[Structured figure records]
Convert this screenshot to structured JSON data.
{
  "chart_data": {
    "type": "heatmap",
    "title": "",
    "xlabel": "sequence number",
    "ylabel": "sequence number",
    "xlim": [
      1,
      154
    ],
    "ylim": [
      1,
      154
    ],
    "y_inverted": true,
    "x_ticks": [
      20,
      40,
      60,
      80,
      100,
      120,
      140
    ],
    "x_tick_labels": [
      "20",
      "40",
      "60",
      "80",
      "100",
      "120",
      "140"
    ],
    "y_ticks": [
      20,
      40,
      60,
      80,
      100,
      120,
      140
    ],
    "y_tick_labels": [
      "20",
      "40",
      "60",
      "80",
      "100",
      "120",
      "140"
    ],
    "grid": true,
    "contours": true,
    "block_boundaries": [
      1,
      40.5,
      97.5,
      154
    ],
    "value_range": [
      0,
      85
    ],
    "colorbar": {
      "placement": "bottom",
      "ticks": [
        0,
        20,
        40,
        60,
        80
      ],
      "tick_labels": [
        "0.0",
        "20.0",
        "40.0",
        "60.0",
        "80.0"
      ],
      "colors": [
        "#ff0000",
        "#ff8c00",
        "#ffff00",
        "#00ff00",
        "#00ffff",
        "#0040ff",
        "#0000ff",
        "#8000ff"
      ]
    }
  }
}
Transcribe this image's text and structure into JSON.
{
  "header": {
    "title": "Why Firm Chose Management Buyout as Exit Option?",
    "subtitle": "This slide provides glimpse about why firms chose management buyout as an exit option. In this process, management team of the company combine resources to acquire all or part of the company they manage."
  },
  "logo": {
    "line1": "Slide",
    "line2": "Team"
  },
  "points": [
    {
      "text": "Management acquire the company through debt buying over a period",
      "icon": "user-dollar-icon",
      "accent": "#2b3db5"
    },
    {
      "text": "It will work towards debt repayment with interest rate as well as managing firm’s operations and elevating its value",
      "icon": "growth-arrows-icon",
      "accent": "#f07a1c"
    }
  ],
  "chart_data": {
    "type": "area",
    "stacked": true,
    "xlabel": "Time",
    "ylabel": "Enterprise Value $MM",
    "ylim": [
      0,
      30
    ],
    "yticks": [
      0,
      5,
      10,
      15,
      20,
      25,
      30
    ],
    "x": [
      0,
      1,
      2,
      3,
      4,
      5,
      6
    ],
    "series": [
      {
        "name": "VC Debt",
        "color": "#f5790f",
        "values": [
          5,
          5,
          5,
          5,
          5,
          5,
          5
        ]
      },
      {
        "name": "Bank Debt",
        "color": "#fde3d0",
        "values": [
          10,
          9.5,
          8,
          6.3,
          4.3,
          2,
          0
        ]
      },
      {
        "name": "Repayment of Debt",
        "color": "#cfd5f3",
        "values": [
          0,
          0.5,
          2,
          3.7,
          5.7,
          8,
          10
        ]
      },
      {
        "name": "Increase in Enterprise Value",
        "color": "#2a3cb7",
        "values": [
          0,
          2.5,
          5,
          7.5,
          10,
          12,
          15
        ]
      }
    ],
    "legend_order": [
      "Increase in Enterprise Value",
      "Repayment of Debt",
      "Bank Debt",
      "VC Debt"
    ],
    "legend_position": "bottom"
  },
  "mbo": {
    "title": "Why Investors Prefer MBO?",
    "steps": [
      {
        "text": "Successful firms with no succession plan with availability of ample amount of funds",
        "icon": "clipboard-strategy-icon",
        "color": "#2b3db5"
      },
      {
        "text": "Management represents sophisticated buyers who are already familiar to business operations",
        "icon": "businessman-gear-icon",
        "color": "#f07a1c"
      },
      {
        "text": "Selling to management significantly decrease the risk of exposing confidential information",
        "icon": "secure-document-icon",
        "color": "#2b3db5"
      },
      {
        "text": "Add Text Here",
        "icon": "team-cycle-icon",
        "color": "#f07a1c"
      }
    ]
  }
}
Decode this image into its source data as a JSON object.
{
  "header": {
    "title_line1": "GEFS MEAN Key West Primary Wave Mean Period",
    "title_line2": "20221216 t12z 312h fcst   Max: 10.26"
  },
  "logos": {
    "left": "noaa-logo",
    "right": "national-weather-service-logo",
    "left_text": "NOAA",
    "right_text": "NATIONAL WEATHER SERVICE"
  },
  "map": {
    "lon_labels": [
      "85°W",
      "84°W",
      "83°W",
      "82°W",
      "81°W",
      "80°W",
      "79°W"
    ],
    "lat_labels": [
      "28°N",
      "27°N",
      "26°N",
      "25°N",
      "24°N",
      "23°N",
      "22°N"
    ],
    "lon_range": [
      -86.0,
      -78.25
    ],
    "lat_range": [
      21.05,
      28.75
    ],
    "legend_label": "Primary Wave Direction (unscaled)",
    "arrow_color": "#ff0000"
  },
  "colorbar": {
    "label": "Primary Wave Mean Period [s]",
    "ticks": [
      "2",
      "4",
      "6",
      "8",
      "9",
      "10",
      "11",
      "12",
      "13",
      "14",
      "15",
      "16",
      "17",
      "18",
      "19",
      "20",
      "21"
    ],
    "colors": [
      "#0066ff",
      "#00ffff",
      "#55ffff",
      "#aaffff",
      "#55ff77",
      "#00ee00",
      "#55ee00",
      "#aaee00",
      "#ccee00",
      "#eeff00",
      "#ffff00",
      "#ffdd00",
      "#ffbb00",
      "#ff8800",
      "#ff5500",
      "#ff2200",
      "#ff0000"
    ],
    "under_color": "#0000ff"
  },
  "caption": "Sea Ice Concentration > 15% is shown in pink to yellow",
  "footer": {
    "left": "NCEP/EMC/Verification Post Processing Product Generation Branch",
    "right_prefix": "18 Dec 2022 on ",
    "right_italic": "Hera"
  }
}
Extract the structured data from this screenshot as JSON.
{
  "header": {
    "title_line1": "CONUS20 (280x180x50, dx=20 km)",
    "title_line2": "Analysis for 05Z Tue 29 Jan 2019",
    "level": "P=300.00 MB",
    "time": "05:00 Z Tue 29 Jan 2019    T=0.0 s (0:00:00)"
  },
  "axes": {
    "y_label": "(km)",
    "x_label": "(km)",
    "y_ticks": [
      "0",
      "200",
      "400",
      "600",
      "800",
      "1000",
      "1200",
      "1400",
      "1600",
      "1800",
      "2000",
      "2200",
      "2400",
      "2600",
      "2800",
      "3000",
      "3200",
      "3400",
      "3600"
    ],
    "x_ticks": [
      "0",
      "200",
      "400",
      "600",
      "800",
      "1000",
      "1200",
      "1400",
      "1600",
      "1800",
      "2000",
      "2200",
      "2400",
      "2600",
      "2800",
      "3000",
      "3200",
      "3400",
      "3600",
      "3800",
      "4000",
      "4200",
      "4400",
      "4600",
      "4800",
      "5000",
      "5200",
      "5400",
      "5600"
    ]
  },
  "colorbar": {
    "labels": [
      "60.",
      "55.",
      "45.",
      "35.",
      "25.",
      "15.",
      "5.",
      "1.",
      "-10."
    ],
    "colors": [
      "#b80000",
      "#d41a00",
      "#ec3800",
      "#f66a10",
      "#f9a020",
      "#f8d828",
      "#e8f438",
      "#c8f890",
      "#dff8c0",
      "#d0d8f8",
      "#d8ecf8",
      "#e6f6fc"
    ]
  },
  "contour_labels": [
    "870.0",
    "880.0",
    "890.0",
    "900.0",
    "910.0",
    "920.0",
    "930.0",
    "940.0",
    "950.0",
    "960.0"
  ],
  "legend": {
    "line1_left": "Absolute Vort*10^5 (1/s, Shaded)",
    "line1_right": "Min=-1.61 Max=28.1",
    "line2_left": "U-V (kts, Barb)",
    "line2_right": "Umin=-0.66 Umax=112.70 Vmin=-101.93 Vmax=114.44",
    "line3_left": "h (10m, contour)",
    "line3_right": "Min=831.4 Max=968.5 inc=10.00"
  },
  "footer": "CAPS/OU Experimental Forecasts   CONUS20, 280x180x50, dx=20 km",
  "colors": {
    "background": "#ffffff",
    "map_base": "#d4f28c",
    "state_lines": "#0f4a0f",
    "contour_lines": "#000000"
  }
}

[DIRECTIONS] From the entries above, collect every line with the string "Mean" in it.

[TASK OUTPUT]
    "title_line1": "GEFS MEAN Key West Primary Wave Mean Period",
    "label": "Primary Wave Mean Period [s]",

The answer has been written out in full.